Return all lines with the word "Give" in them.

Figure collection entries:

******

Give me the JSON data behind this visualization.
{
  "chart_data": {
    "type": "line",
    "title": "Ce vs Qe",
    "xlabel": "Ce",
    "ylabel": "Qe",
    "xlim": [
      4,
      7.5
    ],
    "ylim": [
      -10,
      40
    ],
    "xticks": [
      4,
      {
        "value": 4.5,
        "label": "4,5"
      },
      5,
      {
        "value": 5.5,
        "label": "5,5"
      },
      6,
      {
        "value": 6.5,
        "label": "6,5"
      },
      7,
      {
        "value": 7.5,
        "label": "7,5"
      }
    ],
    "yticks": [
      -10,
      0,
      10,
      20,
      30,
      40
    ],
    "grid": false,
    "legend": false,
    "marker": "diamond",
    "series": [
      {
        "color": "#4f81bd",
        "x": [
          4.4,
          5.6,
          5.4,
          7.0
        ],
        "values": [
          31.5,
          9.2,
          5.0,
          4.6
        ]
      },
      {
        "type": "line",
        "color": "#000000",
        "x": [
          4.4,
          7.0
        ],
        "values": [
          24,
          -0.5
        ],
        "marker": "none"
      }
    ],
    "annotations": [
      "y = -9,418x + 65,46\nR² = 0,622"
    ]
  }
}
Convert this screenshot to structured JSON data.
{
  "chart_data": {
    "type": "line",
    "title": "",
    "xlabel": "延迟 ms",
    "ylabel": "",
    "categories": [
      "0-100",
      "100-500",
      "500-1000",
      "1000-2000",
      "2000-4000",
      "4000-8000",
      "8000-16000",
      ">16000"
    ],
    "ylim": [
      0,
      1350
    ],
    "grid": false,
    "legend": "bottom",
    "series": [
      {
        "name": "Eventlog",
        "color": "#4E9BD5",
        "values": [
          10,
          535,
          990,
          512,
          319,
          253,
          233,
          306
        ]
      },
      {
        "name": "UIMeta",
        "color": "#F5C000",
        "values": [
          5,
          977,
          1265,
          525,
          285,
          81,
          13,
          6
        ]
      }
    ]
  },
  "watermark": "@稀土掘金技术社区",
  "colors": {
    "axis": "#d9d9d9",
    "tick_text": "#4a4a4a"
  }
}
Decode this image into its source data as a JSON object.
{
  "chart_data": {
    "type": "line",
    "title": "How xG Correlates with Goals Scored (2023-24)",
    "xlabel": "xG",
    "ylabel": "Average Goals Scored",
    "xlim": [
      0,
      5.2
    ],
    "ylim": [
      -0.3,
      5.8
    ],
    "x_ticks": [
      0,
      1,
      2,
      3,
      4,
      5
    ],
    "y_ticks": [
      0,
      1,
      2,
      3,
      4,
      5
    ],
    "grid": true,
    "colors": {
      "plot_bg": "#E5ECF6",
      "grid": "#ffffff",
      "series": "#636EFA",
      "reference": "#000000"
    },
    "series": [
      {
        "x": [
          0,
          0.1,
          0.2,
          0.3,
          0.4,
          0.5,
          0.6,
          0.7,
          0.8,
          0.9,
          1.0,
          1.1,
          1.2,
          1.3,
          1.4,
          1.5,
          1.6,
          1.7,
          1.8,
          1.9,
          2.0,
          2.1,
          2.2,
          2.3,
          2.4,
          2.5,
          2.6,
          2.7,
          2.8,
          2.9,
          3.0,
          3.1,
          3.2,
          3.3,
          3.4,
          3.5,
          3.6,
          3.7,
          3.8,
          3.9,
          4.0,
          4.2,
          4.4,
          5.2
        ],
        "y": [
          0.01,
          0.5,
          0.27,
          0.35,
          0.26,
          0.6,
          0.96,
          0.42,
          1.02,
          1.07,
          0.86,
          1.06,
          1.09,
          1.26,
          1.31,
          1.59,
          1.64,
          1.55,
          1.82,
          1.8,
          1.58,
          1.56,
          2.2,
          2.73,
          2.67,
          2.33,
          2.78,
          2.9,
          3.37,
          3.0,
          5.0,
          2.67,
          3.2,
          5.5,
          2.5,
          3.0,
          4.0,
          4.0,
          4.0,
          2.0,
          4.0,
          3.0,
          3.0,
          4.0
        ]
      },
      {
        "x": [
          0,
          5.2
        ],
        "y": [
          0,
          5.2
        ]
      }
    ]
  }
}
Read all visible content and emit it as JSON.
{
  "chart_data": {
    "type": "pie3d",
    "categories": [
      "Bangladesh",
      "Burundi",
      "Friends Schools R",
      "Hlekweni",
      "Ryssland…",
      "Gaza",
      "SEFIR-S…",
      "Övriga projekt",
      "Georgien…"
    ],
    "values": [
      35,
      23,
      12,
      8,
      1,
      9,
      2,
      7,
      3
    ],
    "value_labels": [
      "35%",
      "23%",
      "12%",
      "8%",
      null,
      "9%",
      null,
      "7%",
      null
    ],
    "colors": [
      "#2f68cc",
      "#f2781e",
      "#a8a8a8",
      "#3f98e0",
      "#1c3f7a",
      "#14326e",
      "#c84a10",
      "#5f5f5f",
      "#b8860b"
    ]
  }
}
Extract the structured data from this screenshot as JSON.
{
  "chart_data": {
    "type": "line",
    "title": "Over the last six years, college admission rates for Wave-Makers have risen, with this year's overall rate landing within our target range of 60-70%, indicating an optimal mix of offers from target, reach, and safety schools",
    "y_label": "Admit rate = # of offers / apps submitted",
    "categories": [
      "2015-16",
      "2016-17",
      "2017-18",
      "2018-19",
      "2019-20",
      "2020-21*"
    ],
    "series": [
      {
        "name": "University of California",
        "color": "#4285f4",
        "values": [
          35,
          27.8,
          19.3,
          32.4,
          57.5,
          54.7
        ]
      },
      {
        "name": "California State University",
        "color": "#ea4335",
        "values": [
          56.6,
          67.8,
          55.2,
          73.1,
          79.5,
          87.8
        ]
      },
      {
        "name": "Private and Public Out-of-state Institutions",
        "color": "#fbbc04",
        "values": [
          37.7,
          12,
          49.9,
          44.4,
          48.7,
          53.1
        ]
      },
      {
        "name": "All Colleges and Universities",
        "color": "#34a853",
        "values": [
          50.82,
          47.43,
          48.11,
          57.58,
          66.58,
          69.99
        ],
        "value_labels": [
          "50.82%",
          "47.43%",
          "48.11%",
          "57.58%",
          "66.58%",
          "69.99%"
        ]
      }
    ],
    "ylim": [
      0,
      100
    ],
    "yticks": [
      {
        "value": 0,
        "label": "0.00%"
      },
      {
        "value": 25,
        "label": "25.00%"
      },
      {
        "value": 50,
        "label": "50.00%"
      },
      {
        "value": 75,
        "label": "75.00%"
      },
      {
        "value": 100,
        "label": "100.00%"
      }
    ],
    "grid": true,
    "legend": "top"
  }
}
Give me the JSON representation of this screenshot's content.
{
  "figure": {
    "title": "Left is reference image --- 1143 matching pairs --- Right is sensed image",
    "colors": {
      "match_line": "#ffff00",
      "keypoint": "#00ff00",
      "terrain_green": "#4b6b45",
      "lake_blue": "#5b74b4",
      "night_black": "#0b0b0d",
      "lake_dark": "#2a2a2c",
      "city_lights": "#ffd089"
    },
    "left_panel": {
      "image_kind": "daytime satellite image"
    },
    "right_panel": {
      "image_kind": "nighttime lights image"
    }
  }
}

******

▶ [RESULT]
Give me the JSON data behind this visualization.
Give me the JSON representation of this screenshot's content.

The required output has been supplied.